● PAGE EXCERPT
-- Start --

Can I drive you home?
Engine Kid are interesting to me by virtue of the fact that people pass them over so completely. Considering singer/guitarist Greg Anderson's formidable stoner-rock resume--he's been in Goatsnake, Sunn 0))), and Thorr's Hammer, among quite a few others--you'd think that people would be interested in checking out his earlier bands, especially when they are as musically interesting and tough to pin down as Engine Kid were. Maybe that's the whole problem; unlike anything Anderson is involved in currently, Engine Kid were by no means stoner rock. In fact, though they spent a good bit of time being heavy, their sound was kind of all over the place, as we will discuss shortly. They're a bit of an acquired taste, and that's probably true even for those whose tastes are esoteric enough to draw them to Sunn 0))). Despite all of that, I generally think of Engine Kid as the best band Greg Anderson has ever been a part of. And their final, double-length LP, Angel Wings, is their true masterpiece.
For whatever reason, the vinyl version of Angel Wings features a very different running order than the cassette and CD versions. The tendency among collectors is always to regard the vinyl version as the definitive one, and any deviation from the state of the vinyl to be ersatz. I have this tendency myself, but this once I'm going to go against my usual feeling and take a stand for the cassette/CD running order as the correct one. It might help that I owned the cassette first, and therefore had a chance to get used to it, but I feel sure that even if I'd first acquired the vinyl, I would have understood that the order that placed "Windshield" as the album's opening track is the superior one.

-- End --

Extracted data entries
-- Start --

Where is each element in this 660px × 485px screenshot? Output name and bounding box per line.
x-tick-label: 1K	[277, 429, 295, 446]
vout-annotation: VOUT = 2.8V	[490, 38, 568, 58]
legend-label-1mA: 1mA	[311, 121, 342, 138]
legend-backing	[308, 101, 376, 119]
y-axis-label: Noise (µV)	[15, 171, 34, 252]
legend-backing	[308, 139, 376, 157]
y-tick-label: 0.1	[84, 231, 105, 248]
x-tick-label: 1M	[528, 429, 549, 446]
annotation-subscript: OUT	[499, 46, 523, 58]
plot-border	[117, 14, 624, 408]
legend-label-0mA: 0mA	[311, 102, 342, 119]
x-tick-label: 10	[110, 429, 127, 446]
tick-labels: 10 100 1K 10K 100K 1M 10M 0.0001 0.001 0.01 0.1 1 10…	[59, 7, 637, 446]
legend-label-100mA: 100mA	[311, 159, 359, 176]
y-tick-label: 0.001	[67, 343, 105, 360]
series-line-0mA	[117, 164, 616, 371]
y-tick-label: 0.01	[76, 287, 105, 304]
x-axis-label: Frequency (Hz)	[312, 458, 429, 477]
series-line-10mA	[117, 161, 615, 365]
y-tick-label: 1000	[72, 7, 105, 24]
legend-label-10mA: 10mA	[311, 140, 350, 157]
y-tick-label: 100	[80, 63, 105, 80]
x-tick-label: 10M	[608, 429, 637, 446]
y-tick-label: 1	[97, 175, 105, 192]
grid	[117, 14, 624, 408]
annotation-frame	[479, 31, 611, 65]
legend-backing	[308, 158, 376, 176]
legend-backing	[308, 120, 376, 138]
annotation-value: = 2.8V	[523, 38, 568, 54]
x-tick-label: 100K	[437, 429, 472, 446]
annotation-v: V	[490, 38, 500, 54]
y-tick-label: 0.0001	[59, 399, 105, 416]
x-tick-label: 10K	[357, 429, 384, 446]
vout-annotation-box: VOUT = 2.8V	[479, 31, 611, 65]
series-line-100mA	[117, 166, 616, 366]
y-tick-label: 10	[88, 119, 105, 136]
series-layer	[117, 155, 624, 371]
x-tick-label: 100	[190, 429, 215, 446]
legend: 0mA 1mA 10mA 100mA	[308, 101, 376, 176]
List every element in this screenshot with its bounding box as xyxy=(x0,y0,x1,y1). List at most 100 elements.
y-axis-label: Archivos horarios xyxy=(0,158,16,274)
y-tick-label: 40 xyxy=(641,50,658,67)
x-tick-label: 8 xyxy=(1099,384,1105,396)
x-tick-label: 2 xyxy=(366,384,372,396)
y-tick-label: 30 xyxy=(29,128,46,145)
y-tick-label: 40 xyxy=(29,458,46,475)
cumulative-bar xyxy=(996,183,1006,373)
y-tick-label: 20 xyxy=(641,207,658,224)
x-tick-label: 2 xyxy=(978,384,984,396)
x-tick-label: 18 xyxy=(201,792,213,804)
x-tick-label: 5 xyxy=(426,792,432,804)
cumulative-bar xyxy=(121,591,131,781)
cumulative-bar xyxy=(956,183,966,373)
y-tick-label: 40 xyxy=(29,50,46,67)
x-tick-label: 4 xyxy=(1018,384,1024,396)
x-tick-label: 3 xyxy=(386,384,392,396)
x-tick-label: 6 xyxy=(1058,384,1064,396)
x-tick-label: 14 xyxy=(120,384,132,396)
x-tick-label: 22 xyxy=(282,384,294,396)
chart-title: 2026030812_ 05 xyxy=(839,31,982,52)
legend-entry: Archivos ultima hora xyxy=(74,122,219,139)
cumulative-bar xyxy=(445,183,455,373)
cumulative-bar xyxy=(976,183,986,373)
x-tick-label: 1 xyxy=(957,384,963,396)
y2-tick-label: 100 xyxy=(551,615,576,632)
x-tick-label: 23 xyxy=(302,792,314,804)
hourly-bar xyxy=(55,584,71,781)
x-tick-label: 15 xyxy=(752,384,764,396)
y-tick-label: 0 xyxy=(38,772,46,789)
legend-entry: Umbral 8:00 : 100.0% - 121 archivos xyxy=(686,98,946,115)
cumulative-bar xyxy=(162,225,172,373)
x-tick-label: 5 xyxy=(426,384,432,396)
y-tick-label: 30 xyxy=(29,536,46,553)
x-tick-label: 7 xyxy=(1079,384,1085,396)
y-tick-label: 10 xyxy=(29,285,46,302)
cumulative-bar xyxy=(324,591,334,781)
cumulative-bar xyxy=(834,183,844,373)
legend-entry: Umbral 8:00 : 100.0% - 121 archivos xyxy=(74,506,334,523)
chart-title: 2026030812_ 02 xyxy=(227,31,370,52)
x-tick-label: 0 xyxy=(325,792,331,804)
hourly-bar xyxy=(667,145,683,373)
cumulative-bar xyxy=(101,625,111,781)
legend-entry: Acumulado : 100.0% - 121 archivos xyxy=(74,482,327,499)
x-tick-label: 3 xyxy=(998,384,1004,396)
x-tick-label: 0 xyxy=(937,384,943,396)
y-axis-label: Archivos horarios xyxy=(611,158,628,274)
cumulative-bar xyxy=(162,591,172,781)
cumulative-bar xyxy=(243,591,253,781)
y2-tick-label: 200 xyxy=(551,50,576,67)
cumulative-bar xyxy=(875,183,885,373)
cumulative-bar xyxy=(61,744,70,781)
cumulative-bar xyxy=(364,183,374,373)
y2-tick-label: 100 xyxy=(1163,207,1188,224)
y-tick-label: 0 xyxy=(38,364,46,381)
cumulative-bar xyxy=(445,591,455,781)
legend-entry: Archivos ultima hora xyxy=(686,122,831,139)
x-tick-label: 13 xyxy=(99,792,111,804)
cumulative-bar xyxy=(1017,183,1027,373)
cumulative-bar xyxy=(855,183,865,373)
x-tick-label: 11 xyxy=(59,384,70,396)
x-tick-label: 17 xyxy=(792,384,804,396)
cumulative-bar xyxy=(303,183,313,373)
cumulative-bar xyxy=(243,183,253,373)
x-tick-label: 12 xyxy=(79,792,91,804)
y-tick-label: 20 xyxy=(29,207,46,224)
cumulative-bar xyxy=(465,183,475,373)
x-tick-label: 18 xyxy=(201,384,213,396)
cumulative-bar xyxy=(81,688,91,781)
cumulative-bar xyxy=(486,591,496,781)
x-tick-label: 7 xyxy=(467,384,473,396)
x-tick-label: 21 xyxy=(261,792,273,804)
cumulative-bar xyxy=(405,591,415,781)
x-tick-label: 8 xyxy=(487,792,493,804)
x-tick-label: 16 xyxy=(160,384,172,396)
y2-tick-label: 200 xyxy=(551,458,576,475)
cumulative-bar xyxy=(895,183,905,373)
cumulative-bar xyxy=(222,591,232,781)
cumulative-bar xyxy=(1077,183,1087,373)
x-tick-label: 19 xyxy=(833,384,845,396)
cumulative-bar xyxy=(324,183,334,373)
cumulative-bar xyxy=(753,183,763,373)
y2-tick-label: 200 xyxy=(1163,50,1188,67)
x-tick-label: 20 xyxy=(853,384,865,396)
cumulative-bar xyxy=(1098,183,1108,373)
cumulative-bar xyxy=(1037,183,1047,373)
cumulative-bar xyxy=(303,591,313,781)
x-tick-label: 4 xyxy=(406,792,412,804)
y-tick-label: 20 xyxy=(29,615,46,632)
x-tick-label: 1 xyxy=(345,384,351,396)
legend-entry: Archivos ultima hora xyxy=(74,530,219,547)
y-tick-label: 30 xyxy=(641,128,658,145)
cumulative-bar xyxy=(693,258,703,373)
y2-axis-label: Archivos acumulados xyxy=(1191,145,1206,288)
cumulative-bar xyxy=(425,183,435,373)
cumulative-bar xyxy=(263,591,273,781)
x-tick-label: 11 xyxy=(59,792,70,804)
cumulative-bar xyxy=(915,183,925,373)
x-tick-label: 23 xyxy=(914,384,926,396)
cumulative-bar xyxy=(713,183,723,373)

-- End --

● TASK DIRECTIONS
Duplicate the Engine Kid review from "For whatever reason, the" to "the superior one.".

● PROBLEM SOLUTION
For whatever reason, the vinyl version of Angel Wings features a very different running order than the cassette and CD versions. The tendency among collectors is always to regard the vinyl version as the definitive one, and any deviation from the state of the vinyl to be ersatz. I have this tendency myself, but this once I'm going to go against my usual feeling and take a stand for the cassette/CD running order as the correct one. It might help that I owned the cassette first, and therefore had a chance to get used to it, but I feel sure that even if I'd first acquired the vinyl, I would have understood that the order that placed "Windshield" as the album's opening track is the superior one.